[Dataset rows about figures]
▬▬▬▬▬▬
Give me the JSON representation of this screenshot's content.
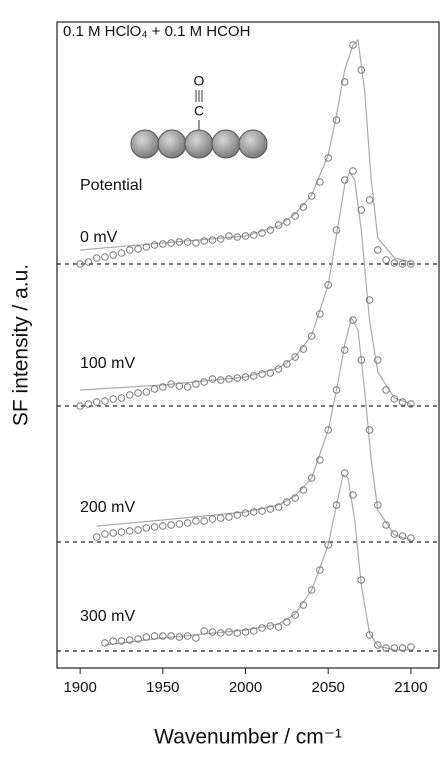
{
  "chart_data": {
    "type": "scatter",
    "title": "0.1 M HClO₄ + 0.1 M HCOH",
    "x_label": "Wavenumber / cm⁻¹",
    "y_label": "SF intensity / a.u.",
    "annotation": "Potential",
    "molecule": [
      "O",
      "C"
    ],
    "xlim": [
      1886,
      2117
    ],
    "ylim": [
      0,
      646
    ],
    "xticks": [
      1900,
      1950,
      2000,
      2050,
      2100
    ],
    "x": [
      1900,
      1905,
      1910,
      1915,
      1920,
      1925,
      1930,
      1935,
      1940,
      1945,
      1950,
      1955,
      1960,
      1965,
      1970,
      1975,
      1980,
      1985,
      1990,
      1995,
      2000,
      2005,
      2010,
      2015,
      2020,
      2025,
      2030,
      2035,
      2040,
      2045,
      2050,
      2055,
      2060,
      2065,
      2070,
      2075,
      2080,
      2085,
      2090,
      2095,
      2100
    ],
    "marker_color": "#777777",
    "fit_color": "#aaaaaa",
    "baseline_color": "#222222",
    "series": [
      {
        "name": "0 mV",
        "baseline": 404,
        "values": [
          404,
          406,
          410,
          411,
          413,
          415,
          418,
          419,
          421,
          423,
          424,
          425,
          426,
          426,
          425,
          427,
          428,
          429,
          432,
          431,
          432,
          433,
          435,
          438,
          443,
          446,
          452,
          461,
          472,
          486,
          510,
          548,
          586,
          623,
          598,
          468,
          418,
          408,
          405,
          404,
          404
        ],
        "fit_x": [
          1900,
          1950,
          2000,
          2020,
          2030,
          2040,
          2050,
          2055,
          2060,
          2065,
          2068,
          2072,
          2076,
          2080,
          2090,
          2100
        ],
        "fit": [
          418,
          425,
          432,
          442,
          454,
          473,
          513,
          553,
          598,
          623,
          628,
          578,
          488,
          430,
          410,
          406
        ]
      },
      {
        "name": "100 mV",
        "baseline": 262,
        "values": [
          262,
          264,
          266,
          267,
          269,
          270,
          273,
          275,
          276,
          279,
          281,
          284,
          282,
          281,
          284,
          286,
          289,
          288,
          289,
          290,
          291,
          292,
          294,
          295,
          299,
          304,
          311,
          319,
          332,
          354,
          383,
          438,
          488,
          497,
          458,
          368,
          308,
          278,
          269,
          266,
          264
        ],
        "fit_x": [
          1900,
          1950,
          2000,
          2020,
          2030,
          2040,
          2050,
          2055,
          2060,
          2063,
          2066,
          2070,
          2075,
          2080,
          2090,
          2100
        ],
        "fit": [
          278,
          283,
          291,
          300,
          311,
          333,
          383,
          433,
          483,
          496,
          488,
          438,
          348,
          296,
          270,
          264
        ]
      },
      {
        "name": "200 mV",
        "baseline": 126,
        "values": [
          null,
          null,
          131,
          134,
          135,
          136,
          137,
          138,
          140,
          141,
          142,
          143,
          144,
          145,
          147,
          147,
          149,
          150,
          151,
          153,
          155,
          156,
          157,
          159,
          161,
          166,
          170,
          178,
          190,
          208,
          238,
          278,
          318,
          348,
          308,
          238,
          163,
          143,
          134,
          132,
          130
        ],
        "fit_x": [
          1910,
          1950,
          2000,
          2020,
          2030,
          2040,
          2050,
          2055,
          2060,
          2064,
          2068,
          2072,
          2076,
          2080,
          2090,
          2100
        ],
        "fit": [
          142,
          148,
          156,
          163,
          172,
          190,
          238,
          278,
          323,
          350,
          338,
          278,
          208,
          158,
          133,
          128
        ]
      },
      {
        "name": "300 mV",
        "baseline": 17,
        "values": [
          null,
          null,
          null,
          25,
          27,
          27,
          28,
          29,
          31,
          32,
          32,
          32,
          31,
          32,
          30,
          37,
          36,
          35,
          36,
          35,
          36,
          37,
          40,
          42,
          41,
          46,
          53,
          63,
          78,
          98,
          123,
          163,
          195,
          173,
          88,
          33,
          23,
          20,
          20,
          20,
          21
        ],
        "fit_x": [
          1915,
          1950,
          2000,
          2020,
          2030,
          2040,
          2050,
          2055,
          2059,
          2062,
          2066,
          2070,
          2075,
          2080,
          2090,
          2100
        ],
        "fit": [
          23,
          30,
          38,
          44,
          54,
          78,
          123,
          163,
          193,
          190,
          148,
          83,
          35,
          22,
          18,
          18
        ]
      }
    ]
  }
}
▬▬▬▬▬▬
INSTRUCTION:
Your copy should match the entries exactly, minus the pictures.

TASK RESULT:
Give me the JSON representation of this screenshot's content.
{
  "chart_data": {
    "type": "scatter",
    "title": "0.1 M HClO₄ + 0.1 M HCOH",
    "x_label": "Wavenumber / cm⁻¹",
    "y_label": "SF intensity / a.u.",
    "annotation": "Potential",
    "molecule": [
      "O",
      "C"
    ],
    "xlim": [
      1886,
      2117
    ],
    "ylim": [
      0,
      646
    ],
    "xticks": [
      1900,
      1950,
      2000,
      2050,
      2100
    ],
    "x": [
      1900,
      1905,
      1910,
      1915,
      1920,
      1925,
      1930,
      1935,
      1940,
      1945,
      1950,
      1955,
      1960,
      1965,
      1970,
      1975,
      1980,
      1985,
      1990,
      1995,
      2000,
      2005,
      2010,
      2015,
      2020,
      2025,
      2030,
      2035,
      2040,
      2045,
      2050,
      2055,
      2060,
      2065,
      2070,
      2075,
      2080,
      2085,
      2090,
      2095,
      2100
    ],
    "marker_color": "#777777",
    "fit_color": "#aaaaaa",
    "baseline_color": "#222222",
    "series": [
      {
        "name": "0 mV",
        "baseline": 404,
        "values": [
          404,
          406,
          410,
          411,
          413,
          415,
          418,
          419,
          421,
          423,
          424,
          425,
          426,
          426,
          425,
          427,
          428,
          429,
          432,
          431,
          432,
          433,
          435,
          438,
          443,
          446,
          452,
          461,
          472,
          486,
          510,
          548,
          586,
          623,
          598,
          468,
          418,
          408,
          405,
          404,
          404
        ],
        "fit_x": [
          1900,
          1950,
          2000,
          2020,
          2030,
          2040,
          2050,
          2055,
          2060,
          2065,
          2068,
          2072,
          2076,
          2080,
          2090,
          2100
        ],
        "fit": [
          418,
          425,
          432,
          442,
          454,
          473,
          513,
          553,
          598,
          623,
          628,
          578,
          488,
          430,
          410,
          406
        ]
      },
      {
        "name": "100 mV",
        "baseline": 262,
        "values": [
          262,
          264,
          266,
          267,
          269,
          270,
          273,
          275,
          276,
          279,
          281,
          284,
          282,
          281,
          284,
          286,
          289,
          288,
          289,
          290,
          291,
          292,
          294,
          295,
          299,
          304,
          311,
          319,
          332,
          354,
          383,
          438,
          488,
          497,
          458,
          368,
          308,
          278,
          269,
          266,
          264
        ],
        "fit_x": [
          1900,
          1950,
          2000,
          2020,
          2030,
          2040,
          2050,
          2055,
          2060,
          2063,
          2066,
          2070,
          2075,
          2080,
          2090,
          2100
        ],
        "fit": [
          278,
          283,
          291,
          300,
          311,
          333,
          383,
          433,
          483,
          496,
          488,
          438,
          348,
          296,
          270,
          264
        ]
      },
      {
        "name": "200 mV",
        "baseline": 126,
        "values": [
          null,
          null,
          131,
          134,
          135,
          136,
          137,
          138,
          140,
          141,
          142,
          143,
          144,
          145,
          147,
          147,
          149,
          150,
          151,
          153,
          155,
          156,
          157,
          159,
          161,
          166,
          170,
          178,
          190,
          208,
          238,
          278,
          318,
          348,
          308,
          238,
          163,
          143,
          134,
          132,
          130
        ],
        "fit_x": [
          1910,
          1950,
          2000,
          2020,
          2030,
          2040,
          2050,
          2055,
          2060,
          2064,
          2068,
          2072,
          2076,
          2080,
          2090,
          2100
        ],
        "fit": [
          142,
          148,
          156,
          163,
          172,
          190,
          238,
          278,
          323,
          350,
          338,
          278,
          208,
          158,
          133,
          128
        ]
      },
      {
        "name": "300 mV",
        "baseline": 17,
        "values": [
          null,
          null,
          null,
          25,
          27,
          27,
          28,
          29,
          31,
          32,
          32,
          32,
          31,
          32,
          30,
          37,
          36,
          35,
          36,
          35,
          36,
          37,
          40,
          42,
          41,
          46,
          53,
          63,
          78,
          98,
          123,
          163,
          195,
          173,
          88,
          33,
          23,
          20,
          20,
          20,
          21
        ],
        "fit_x": [
          1915,
          1950,
          2000,
          2020,
          2030,
          2040,
          2050,
          2055,
          2059,
          2062,
          2066,
          2070,
          2075,
          2080,
          2090,
          2100
        ],
        "fit": [
          23,
          30,
          38,
          44,
          54,
          78,
          123,
          163,
          193,
          190,
          148,
          83,
          35,
          22,
          18,
          18
        ]
      }
    ]
  }
}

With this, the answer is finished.